** WORK TO DO **
Which lines hold the string "colored"? Copy every one of them.

** SUPPLIED RECORDS **
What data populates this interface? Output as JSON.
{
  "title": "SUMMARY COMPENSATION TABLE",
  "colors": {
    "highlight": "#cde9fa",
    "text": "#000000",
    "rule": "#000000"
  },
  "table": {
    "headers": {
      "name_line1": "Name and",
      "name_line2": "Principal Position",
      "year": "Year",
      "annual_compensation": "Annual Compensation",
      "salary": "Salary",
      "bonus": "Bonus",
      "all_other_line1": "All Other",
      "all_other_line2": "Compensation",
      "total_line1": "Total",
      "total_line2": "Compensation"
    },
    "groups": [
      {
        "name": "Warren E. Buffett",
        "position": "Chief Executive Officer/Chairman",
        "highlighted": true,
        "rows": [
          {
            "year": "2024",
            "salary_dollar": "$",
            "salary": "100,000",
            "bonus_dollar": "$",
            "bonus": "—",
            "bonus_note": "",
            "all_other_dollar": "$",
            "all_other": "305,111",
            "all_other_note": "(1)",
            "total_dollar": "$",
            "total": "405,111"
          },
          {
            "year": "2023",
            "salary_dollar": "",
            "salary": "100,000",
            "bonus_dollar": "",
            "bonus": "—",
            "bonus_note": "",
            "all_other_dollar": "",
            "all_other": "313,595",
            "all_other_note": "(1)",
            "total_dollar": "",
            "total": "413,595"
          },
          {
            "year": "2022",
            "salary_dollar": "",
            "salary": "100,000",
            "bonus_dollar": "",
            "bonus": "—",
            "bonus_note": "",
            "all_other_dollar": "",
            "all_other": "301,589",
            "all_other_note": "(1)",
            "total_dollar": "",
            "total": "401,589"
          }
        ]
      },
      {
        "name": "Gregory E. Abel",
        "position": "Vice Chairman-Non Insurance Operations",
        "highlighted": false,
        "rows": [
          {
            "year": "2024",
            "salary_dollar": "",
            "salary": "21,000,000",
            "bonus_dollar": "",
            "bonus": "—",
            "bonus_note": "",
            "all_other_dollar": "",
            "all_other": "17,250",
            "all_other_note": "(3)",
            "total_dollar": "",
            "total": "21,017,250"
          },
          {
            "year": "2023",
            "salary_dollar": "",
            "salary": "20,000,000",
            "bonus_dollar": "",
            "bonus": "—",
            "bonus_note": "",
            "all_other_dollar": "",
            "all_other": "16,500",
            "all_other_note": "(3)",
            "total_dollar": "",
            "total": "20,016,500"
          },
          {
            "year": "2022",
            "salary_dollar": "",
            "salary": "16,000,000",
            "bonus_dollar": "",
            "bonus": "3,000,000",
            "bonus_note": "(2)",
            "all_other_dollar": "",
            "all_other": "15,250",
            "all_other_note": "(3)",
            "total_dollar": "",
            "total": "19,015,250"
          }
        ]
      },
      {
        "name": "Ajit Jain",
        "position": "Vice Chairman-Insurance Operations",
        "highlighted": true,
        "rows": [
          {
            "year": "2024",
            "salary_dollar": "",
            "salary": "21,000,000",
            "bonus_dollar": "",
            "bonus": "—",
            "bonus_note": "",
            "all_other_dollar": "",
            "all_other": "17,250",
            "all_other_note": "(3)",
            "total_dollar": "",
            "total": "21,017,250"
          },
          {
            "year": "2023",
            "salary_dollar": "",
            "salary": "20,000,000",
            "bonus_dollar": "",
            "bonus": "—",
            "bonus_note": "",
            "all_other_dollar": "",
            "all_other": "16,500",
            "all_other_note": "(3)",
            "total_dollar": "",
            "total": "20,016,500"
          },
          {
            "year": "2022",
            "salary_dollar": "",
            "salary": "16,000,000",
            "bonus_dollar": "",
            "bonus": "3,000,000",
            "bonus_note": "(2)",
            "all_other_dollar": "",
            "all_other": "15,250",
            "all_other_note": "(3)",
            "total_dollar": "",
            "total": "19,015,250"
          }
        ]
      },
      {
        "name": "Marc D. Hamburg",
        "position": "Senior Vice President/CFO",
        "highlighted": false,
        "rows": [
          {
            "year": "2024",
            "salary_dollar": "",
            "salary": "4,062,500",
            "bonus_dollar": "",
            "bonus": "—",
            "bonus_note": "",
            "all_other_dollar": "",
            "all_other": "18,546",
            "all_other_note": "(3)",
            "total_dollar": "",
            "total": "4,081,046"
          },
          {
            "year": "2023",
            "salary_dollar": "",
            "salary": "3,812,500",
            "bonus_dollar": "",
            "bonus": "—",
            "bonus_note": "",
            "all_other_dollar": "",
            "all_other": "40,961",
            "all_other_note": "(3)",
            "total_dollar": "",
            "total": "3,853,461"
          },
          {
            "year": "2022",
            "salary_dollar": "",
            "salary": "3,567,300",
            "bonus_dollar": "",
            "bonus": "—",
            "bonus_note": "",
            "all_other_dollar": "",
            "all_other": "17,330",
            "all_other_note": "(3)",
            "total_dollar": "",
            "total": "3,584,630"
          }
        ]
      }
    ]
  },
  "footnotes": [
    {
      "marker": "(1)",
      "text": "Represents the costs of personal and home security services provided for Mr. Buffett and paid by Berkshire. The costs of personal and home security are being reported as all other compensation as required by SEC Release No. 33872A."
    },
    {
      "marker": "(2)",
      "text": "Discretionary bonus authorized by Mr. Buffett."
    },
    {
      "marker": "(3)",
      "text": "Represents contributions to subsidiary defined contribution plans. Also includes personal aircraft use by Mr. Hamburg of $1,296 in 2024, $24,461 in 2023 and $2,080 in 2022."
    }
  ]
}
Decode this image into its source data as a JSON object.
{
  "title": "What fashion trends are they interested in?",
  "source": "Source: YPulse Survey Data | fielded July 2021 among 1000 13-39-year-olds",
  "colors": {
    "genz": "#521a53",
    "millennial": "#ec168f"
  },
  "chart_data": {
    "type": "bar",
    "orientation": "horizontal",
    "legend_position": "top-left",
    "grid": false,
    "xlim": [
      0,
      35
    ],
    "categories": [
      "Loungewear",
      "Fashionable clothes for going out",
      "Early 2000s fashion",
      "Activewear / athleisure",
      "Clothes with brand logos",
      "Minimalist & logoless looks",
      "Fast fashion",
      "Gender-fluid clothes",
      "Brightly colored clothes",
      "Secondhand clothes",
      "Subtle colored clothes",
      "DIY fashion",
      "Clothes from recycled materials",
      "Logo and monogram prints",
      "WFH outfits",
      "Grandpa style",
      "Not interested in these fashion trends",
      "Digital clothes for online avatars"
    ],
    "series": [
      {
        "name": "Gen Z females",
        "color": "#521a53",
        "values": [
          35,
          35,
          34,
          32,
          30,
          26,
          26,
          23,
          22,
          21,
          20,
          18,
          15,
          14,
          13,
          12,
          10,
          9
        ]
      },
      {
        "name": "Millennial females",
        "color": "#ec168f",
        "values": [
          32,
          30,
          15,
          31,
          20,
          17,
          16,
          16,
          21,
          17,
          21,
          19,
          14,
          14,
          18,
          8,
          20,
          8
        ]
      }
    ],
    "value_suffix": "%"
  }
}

** CORRECT RESULT **
      "Brightly colored clothes",
      "Subtle colored clothes",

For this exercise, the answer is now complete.